▸ **Task objective**: From the entries that follow, pick out all lines holding "Ἐκκλησίας".

▸ **Extracted material**:
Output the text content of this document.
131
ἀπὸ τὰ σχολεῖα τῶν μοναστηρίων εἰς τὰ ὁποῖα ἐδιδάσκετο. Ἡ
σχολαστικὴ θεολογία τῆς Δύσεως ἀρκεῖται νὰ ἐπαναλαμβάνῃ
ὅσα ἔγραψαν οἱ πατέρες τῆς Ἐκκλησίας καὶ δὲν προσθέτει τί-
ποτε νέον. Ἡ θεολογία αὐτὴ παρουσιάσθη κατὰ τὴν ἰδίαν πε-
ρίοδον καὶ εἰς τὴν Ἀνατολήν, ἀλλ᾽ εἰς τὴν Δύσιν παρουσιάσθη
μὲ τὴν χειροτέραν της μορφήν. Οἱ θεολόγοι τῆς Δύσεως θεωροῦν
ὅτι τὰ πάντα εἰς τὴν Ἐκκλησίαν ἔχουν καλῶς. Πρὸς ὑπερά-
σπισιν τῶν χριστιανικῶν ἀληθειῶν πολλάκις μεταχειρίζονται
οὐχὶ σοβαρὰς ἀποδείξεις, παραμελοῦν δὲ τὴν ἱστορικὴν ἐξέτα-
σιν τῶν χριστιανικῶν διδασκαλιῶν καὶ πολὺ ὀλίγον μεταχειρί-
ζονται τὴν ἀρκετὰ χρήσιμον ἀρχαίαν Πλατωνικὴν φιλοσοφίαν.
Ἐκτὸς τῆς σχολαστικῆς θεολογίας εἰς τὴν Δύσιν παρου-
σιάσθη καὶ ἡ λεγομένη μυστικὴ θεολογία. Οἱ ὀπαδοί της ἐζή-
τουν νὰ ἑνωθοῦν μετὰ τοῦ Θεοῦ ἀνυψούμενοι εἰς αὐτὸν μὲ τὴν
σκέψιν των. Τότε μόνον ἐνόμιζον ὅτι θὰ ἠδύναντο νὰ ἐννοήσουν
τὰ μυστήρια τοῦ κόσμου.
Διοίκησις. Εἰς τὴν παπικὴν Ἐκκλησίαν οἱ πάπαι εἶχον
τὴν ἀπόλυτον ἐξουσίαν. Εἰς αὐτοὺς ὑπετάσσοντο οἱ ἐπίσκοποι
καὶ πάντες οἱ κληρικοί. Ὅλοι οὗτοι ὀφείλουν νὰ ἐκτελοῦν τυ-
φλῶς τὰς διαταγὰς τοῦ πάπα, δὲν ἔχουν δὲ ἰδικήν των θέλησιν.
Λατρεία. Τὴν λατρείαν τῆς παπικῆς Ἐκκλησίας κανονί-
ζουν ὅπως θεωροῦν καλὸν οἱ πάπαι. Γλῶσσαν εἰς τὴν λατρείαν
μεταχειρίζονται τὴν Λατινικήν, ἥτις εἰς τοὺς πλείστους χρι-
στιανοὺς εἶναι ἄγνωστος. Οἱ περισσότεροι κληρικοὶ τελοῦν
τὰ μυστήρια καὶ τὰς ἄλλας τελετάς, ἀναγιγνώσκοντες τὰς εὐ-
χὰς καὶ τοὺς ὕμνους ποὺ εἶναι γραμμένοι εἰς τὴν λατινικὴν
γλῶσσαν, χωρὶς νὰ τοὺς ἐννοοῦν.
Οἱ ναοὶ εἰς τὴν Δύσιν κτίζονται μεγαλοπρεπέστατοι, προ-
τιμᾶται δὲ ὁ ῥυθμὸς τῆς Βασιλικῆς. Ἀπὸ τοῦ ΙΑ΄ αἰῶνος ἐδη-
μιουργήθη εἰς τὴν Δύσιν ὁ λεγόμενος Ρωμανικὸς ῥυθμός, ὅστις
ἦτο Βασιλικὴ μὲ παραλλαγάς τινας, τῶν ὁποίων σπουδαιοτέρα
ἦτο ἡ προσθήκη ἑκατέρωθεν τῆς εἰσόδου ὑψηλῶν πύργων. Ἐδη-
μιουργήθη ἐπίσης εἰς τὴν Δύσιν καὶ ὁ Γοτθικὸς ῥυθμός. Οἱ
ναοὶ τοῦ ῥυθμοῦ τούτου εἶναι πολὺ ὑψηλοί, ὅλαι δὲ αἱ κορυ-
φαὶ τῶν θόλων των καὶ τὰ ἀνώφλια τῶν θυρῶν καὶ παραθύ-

==

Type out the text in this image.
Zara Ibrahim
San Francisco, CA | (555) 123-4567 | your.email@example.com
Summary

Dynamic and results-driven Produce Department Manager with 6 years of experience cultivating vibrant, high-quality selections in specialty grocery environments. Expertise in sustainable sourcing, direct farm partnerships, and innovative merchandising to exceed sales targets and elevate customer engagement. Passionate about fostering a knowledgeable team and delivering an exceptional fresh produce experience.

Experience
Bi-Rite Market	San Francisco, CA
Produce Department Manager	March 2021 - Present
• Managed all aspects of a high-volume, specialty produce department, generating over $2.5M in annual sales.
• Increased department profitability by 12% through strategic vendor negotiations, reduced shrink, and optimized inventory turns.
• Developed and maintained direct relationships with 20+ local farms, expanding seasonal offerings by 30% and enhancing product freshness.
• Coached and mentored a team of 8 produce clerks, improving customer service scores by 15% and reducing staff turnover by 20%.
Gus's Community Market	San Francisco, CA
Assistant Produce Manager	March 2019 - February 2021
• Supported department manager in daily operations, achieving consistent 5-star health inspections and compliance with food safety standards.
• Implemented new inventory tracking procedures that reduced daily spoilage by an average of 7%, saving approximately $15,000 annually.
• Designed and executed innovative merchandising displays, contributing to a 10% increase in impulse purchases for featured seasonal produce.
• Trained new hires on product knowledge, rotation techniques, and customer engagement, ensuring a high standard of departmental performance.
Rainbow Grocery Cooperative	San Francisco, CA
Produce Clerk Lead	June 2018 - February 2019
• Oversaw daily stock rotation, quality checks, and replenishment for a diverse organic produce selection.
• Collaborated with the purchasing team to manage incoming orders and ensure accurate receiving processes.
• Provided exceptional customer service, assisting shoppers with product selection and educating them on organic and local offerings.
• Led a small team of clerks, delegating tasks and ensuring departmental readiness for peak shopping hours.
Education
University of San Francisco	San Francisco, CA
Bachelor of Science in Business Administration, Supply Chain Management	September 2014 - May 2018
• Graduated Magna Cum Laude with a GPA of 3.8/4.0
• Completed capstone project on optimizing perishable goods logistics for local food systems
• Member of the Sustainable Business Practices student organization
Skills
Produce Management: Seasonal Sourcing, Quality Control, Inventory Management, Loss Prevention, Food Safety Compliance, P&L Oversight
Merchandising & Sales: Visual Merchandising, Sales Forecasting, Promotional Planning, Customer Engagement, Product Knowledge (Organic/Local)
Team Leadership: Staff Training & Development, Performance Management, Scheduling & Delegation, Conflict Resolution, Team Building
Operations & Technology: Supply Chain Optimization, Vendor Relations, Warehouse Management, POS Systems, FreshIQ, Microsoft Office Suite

▸ **Output for this exercise**:
ὅσα ἔγραψαν οἱ πατέρες τῆς Ἐκκλησίας καὶ δὲν προσθέτει τί-
Λατρεία. Τὴν λατρείαν τῆς παπικῆς Ἐκκλησίας κανονί-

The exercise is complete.